** START OF Records shown **
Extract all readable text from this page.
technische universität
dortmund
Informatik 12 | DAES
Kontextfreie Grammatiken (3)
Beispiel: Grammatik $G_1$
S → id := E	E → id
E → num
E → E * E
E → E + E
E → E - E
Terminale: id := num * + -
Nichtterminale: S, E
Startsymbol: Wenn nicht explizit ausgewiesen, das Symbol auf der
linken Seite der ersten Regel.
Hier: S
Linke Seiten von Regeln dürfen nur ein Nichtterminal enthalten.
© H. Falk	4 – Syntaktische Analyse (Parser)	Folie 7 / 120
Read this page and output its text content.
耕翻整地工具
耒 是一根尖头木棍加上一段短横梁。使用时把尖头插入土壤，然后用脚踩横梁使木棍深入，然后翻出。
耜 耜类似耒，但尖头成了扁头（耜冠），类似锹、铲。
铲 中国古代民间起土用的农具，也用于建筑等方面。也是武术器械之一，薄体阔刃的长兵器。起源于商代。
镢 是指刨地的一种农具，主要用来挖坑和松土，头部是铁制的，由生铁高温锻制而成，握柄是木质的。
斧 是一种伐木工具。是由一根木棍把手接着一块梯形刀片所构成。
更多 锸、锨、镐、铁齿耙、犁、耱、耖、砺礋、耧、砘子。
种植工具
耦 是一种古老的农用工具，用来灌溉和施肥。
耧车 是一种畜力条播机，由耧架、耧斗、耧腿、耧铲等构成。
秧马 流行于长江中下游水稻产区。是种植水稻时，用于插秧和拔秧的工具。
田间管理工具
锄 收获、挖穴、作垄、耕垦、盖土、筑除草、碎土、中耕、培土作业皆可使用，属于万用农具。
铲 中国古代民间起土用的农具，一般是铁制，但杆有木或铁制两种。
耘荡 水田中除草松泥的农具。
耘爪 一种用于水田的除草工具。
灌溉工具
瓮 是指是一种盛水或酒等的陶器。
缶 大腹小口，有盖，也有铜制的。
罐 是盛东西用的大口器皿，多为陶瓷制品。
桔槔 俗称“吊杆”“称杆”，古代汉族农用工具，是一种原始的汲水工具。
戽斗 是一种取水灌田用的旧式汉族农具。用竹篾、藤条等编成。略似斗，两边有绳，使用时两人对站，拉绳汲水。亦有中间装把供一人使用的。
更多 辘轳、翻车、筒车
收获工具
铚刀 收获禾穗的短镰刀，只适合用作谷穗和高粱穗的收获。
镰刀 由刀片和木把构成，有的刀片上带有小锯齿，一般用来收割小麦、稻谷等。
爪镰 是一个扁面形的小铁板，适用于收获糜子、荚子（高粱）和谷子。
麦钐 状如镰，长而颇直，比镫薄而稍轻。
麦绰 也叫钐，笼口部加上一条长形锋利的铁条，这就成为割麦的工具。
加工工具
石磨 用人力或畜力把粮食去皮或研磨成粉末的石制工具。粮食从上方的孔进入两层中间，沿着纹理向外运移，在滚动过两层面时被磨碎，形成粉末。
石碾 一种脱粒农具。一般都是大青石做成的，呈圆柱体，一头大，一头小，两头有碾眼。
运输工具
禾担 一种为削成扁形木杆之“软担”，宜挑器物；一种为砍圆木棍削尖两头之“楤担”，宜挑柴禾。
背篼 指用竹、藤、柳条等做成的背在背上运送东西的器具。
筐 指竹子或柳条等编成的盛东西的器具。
** END OF Records shown **
# [Short problem]
Output the records exactly, including every line.

# [Task solution]
Extract all readable text from this page.
technische universität
dortmund
Informatik 12 | DAES
Kontextfreie Grammatiken (3)
Beispiel: Grammatik $G_1$
S → id := E	E → id
E → num
E → E * E
E → E + E
E → E - E
Terminale: id := num * + -
Nichtterminale: S, E
Startsymbol: Wenn nicht explizit ausgewiesen, das Symbol auf der
linken Seite der ersten Regel.
Hier: S
Linke Seiten von Regeln dürfen nur ein Nichtterminal enthalten.
© H. Falk	4 – Syntaktische Analyse (Parser)	Folie 7 / 120
Read this page and output its text content.
耕翻整地工具
耒 是一根尖头木棍加上一段短横梁。使用时把尖头插入土壤，然后用脚踩横梁使木棍深入，然后翻出。
耜 耜类似耒，但尖头成了扁头（耜冠），类似锹、铲。
铲 中国古代民间起土用的农具，也用于建筑等方面。也是武术器械之一，薄体阔刃的长兵器。起源于商代。
镢 是指刨地的一种农具，主要用来挖坑和松土，头部是铁制的，由生铁高温锻制而成，握柄是木质的。
斧 是一种伐木工具。是由一根木棍把手接着一块梯形刀片所构成。
更多 锸、锨、镐、铁齿耙、犁、耱、耖、砺礋、耧、砘子。
种植工具
耦 是一种古老的农用工具，用来灌溉和施肥。
耧车 是一种畜力条播机，由耧架、耧斗、耧腿、耧铲等构成。
秧马 流行于长江中下游水稻产区。是种植水稻时，用于插秧和拔秧的工具。
田间管理工具
锄 收获、挖穴、作垄、耕垦、盖土、筑除草、碎土、中耕、培土作业皆可使用，属于万用农具。
铲 中国古代民间起土用的农具，一般是铁制，但杆有木或铁制两种。
耘荡 水田中除草松泥的农具。
耘爪 一种用于水田的除草工具。
灌溉工具
瓮 是指是一种盛水或酒等的陶器。
缶 大腹小口，有盖，也有铜制的。
罐 是盛东西用的大口器皿，多为陶瓷制品。
桔槔 俗称“吊杆”“称杆”，古代汉族农用工具，是一种原始的汲水工具。
戽斗 是一种取水灌田用的旧式汉族农具。用竹篾、藤条等编成。略似斗，两边有绳，使用时两人对站，拉绳汲水。亦有中间装把供一人使用的。
更多 辘轳、翻车、筒车
收获工具
铚刀 收获禾穗的短镰刀，只适合用作谷穗和高粱穗的收获。
镰刀 由刀片和木把构成，有的刀片上带有小锯齿，一般用来收割小麦、稻谷等。
爪镰 是一个扁面形的小铁板，适用于收获糜子、荚子（高粱）和谷子。
麦钐 状如镰，长而颇直，比镫薄而稍轻。
麦绰 也叫钐，笼口部加上一条长形锋利的铁条，这就成为割麦的工具。
加工工具
石磨 用人力或畜力把粮食去皮或研磨成粉末的石制工具。粮食从上方的孔进入两层中间，沿着纹理向外运移，在滚动过两层面时被磨碎，形成粉末。
石碾 一种脱粒农具。一般都是大青石做成的，呈圆柱体，一头大，一头小，两头有碾眼。
运输工具
禾担 一种为削成扁形木杆之“软担”，宜挑器物；一种为砍圆木棍削尖两头之“楤担”，宜挑柴禾。
背篼 指用竹、藤、柳条等做成的背在背上运送东西的器具。
筐 指竹子或柳条等编成的盛东西的器具。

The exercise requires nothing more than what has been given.